→ THE PROBLEM:
Report every line in the listing below where the string "Главы" shows up.

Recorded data
_ _ _ _ _ _ _
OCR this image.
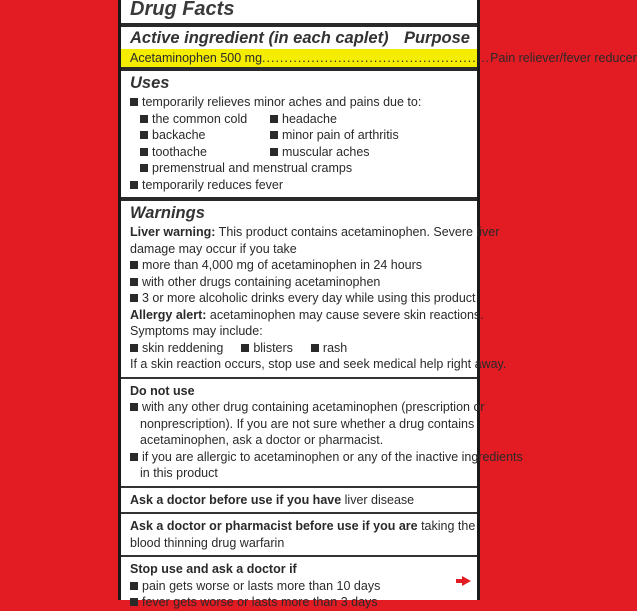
Drug Facts
Active ingredient (in each caplet) Purpose
Acetaminophen 500 mg ................................................... Pain reliever/fever reducer
Uses
temporarily relieves minor aches and pains due to:
the common cold	headache
backache	minor pain of arthritis
toothache	muscular aches
premenstrual and menstrual cramps
temporarily reduces fever
Warnings
Liver warning: This product contains acetaminophen. Severe liver
damage may occur if you take
more than 4,000 mg of acetaminophen in 24 hours
with other drugs containing acetaminophen
3 or more alcoholic drinks every day while using this product
Allergy alert: acetaminophen may cause severe skin reactions.
Symptoms may include:
skin reddening	blisters	rash
If a skin reaction occurs, stop use and seek medical help right away.
Do not use
with any other drug containing acetaminophen (prescription or
nonprescription). If you are not sure whether a drug contains
acetaminophen, ask a doctor or pharmacist.
if you are allergic to acetaminophen or any of the inactive ingredients
in this product
Ask a doctor before use if you have liver disease
Ask a doctor or pharmacist before use if you are taking the
blood thinning drug warfarin
Stop use and ask a doctor if
pain gets worse or lasts more than 10 days
fever gets worse or lasts more than 3 days
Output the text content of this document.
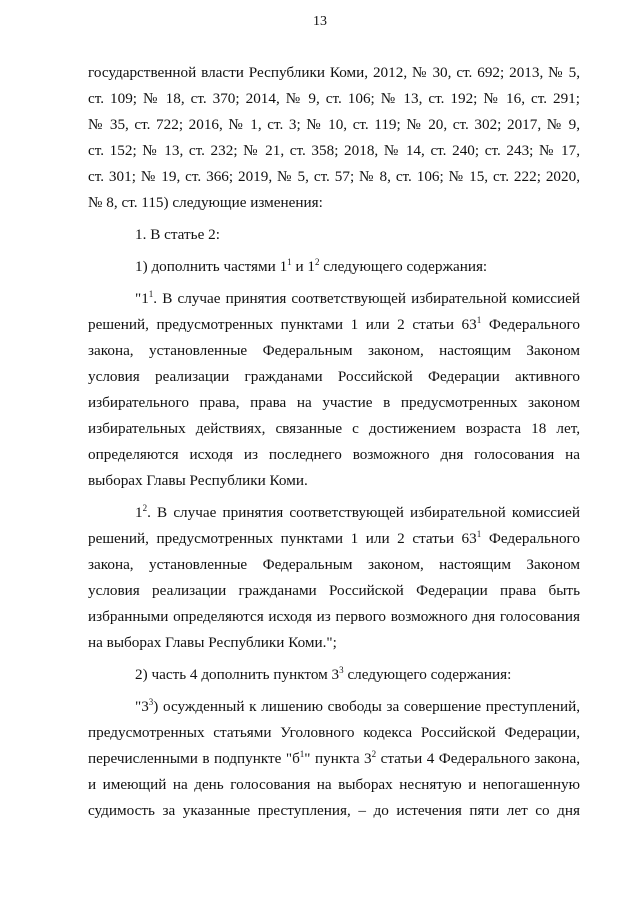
13
государственной власти Республики Коми, 2012, № 30, ст. 692; 2013, № 5,
ст. 109; № 18, ст. 370; 2014, № 9, ст. 106; № 13, ст. 192; № 16, ст. 291;
№ 35, ст. 722; 2016, № 1, ст. 3; № 10, ст. 119; № 20, ст. 302; 2017, № 9,
ст. 152; № 13, ст. 232; № 21, ст. 358; 2018, № 14, ст. 240; ст. 243; № 17,
ст. 301; № 19, ст. 366; 2019, № 5, ст. 57; № 8, ст. 106; № 15, ст. 222; 2020,
№ 8, ст. 115) следующие изменения:
1. В статье 2:
1) дополнить частями $1^1$ и $1^2$ следующего содержания:
"$1^1$. В случае принятия соответствующей избирательной комиссией
решений, предусмотренных пунктами 1 или 2 статьи $63^1$ Федерального
закона, установленные Федеральным законом, настоящим Законом
условия реализации гражданами Российской Федерации активного
избирательного права, права на участие в предусмотренных законом
избирательных действиях, связанные с достижением возраста 18 лет,
определяются исходя из последнего возможного дня голосования на
выборах Главы Республики Коми.
$1^2$. В случае принятия соответствующей избирательной комиссией
решений, предусмотренных пунктами 1 или 2 статьи $63^1$ Федерального
закона, установленные Федеральным законом, настоящим Законом
условия реализации гражданами Российской Федерации права быть
избранными определяются исходя из первого возможного дня голосования
на выборах Главы Республики Коми.";
2) часть 4 дополнить пунктом $3^3$ следующего содержания:
"$3^3$) осужденный к лишению свободы за совершение преступлений,
предусмотренных статьями Уголовного кодекса Российской Федерации,
перечисленными в подпункте "$б^1$" пункта $3^2$ статьи 4 Федерального закона,
и имеющий на день голосования на выборах неснятую и непогашенную
судимость за указанные преступления, – до истечения пяти лет со дня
_ _ _ _ _ _ _
→ SOLUTION TO THE PROBLEM:
выборах Главы Республики Коми.
на выборах Главы Республики Коми.";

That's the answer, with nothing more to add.